_Set task_
Can you return the entries verbatim, from the very first line through the line containing "Text: 13: 13 — [271, 120, 285, 130]"?

_Element-and-box listings_
----

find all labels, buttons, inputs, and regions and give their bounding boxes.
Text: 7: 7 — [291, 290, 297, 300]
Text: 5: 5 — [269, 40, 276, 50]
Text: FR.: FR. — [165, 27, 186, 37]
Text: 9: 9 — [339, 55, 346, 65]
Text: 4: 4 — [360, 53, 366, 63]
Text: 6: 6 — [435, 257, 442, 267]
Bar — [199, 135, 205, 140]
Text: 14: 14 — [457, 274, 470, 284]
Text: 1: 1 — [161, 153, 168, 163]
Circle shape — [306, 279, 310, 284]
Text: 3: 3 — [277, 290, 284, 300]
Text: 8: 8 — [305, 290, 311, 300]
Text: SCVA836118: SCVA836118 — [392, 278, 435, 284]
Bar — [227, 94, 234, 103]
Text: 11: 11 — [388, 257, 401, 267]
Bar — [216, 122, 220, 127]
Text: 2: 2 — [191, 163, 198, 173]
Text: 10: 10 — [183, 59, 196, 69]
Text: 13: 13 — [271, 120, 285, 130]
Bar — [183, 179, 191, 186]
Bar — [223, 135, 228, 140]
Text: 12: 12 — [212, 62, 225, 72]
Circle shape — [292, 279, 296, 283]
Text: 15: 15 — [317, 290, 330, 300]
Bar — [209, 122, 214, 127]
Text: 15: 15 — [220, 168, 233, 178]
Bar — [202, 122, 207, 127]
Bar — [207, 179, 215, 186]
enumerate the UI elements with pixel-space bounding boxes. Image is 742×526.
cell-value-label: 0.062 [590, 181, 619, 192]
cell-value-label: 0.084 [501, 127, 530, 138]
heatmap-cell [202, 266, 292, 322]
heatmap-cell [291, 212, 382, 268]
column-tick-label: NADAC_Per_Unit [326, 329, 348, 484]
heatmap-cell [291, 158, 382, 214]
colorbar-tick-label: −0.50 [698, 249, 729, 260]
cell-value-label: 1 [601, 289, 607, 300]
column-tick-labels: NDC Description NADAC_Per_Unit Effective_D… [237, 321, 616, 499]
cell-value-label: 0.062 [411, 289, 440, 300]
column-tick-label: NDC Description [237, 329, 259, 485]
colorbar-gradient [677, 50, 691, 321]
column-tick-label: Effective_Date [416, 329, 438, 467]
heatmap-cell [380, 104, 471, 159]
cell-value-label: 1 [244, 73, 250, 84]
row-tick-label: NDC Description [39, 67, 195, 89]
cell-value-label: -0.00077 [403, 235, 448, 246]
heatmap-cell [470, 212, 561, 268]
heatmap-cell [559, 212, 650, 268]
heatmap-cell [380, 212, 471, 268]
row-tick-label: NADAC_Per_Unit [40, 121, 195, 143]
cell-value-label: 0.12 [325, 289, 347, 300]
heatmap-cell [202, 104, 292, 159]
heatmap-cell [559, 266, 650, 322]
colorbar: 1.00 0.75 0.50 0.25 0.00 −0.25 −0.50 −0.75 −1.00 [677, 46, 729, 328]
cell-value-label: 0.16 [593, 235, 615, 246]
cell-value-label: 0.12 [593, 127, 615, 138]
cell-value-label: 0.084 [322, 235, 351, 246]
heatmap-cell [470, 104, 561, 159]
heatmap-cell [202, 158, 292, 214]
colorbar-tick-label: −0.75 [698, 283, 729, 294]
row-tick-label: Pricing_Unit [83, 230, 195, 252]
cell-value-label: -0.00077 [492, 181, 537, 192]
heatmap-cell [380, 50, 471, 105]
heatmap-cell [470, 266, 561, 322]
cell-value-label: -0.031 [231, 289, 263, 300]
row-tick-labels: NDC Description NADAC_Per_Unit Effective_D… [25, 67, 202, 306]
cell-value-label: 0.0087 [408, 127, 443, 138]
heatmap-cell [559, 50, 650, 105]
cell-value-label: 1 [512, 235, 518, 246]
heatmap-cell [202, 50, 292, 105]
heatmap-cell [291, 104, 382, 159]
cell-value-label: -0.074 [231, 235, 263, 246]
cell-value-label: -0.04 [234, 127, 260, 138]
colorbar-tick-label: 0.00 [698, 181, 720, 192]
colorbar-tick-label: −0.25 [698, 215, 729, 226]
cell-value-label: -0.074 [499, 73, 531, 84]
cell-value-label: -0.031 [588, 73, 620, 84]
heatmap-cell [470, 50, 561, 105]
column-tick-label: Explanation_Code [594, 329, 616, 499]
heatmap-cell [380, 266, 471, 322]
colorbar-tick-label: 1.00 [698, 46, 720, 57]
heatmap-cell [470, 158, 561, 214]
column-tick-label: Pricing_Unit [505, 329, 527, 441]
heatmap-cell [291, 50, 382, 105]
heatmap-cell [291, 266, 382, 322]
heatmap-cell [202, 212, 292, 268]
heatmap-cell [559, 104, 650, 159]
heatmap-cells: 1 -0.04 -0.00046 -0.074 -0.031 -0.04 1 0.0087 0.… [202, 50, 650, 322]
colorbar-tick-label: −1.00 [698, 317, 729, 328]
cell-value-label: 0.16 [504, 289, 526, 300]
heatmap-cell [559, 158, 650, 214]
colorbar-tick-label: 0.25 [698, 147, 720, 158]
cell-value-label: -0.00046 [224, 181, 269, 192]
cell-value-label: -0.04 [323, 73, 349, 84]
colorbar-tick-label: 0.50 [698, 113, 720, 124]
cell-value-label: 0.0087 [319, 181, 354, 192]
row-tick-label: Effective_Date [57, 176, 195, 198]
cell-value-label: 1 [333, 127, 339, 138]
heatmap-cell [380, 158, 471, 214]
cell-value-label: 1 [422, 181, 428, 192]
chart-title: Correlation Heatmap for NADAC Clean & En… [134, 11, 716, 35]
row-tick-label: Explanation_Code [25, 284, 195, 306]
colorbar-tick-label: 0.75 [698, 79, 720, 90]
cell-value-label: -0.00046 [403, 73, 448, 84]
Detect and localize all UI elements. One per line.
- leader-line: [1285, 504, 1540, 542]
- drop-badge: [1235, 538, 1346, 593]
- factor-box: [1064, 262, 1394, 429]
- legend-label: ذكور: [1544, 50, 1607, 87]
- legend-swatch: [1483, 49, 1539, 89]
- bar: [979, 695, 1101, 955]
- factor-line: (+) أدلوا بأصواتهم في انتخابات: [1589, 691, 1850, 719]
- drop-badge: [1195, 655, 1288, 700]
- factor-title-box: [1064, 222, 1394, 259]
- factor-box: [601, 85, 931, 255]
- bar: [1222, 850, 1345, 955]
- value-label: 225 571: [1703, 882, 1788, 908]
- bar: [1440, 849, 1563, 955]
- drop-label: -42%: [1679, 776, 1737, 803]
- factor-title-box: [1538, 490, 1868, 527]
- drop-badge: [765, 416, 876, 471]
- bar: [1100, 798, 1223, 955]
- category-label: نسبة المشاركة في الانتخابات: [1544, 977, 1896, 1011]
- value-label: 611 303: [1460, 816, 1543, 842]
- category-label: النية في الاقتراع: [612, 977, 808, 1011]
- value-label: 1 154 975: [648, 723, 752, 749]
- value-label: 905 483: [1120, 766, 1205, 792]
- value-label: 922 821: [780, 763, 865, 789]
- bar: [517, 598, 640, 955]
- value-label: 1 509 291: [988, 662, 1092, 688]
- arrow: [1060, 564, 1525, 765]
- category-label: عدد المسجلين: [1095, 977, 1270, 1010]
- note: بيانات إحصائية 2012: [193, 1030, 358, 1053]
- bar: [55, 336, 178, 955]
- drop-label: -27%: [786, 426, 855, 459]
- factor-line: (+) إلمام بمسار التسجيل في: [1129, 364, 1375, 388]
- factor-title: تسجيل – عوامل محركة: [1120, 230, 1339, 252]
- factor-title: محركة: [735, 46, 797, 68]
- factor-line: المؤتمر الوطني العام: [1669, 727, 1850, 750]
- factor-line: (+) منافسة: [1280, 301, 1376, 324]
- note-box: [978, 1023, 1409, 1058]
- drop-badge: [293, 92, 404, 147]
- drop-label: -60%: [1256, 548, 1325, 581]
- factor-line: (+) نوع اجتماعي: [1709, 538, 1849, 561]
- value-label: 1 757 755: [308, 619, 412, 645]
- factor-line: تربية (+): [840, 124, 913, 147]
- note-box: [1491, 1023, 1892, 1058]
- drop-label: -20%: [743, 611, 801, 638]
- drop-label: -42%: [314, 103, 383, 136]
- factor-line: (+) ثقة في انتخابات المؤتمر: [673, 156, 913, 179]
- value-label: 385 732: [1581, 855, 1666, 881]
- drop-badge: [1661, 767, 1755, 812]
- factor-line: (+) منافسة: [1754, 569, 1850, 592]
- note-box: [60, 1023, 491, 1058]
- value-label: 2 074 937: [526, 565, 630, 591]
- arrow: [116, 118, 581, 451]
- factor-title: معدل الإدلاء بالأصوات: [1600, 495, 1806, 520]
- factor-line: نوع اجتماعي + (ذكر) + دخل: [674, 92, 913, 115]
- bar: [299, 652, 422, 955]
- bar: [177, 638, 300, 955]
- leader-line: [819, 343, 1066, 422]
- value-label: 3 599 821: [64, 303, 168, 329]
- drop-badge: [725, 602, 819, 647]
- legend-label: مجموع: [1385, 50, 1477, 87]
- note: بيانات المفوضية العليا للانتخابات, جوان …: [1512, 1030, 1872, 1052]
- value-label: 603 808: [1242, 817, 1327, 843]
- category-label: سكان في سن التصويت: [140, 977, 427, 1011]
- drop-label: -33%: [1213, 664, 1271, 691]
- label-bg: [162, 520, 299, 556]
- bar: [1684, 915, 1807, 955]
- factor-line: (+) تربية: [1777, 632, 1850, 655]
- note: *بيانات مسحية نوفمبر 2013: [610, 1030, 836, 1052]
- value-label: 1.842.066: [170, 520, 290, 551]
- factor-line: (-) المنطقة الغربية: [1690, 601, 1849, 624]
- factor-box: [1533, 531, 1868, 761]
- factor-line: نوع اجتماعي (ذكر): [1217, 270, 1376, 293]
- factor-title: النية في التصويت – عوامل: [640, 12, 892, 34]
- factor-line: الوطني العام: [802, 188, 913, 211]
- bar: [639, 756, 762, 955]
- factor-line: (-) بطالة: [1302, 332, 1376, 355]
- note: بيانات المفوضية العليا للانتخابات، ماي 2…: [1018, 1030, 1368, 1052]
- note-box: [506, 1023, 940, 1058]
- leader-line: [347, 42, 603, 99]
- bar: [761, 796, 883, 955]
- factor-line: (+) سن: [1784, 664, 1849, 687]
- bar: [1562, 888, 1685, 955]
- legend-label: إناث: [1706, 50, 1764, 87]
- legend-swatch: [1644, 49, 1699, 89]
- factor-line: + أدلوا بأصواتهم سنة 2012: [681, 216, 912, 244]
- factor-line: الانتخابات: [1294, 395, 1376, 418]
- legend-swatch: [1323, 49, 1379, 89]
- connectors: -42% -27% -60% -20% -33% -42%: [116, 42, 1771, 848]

----

_Task response_
find all labels, buttons, inputs, and regions and give their bounding boxes.
Text: 7: 7 — [291, 290, 297, 300]
Text: 5: 5 — [269, 40, 276, 50]
Text: FR.: FR. — [165, 27, 186, 37]
Text: 9: 9 — [339, 55, 346, 65]
Text: 4: 4 — [360, 53, 366, 63]
Text: 6: 6 — [435, 257, 442, 267]
Bar — [199, 135, 205, 140]
Text: 14: 14 — [457, 274, 470, 284]
Text: 1: 1 — [161, 153, 168, 163]
Circle shape — [306, 279, 310, 284]
Text: 3: 3 — [277, 290, 284, 300]
Text: 8: 8 — [305, 290, 311, 300]
Text: SCVA836118: SCVA836118 — [392, 278, 435, 284]
Bar — [227, 94, 234, 103]
Text: 11: 11 — [388, 257, 401, 267]
Bar — [216, 122, 220, 127]
Text: 2: 2 — [191, 163, 198, 173]
Text: 10: 10 — [183, 59, 196, 69]
Text: 13: 13 — [271, 120, 285, 130]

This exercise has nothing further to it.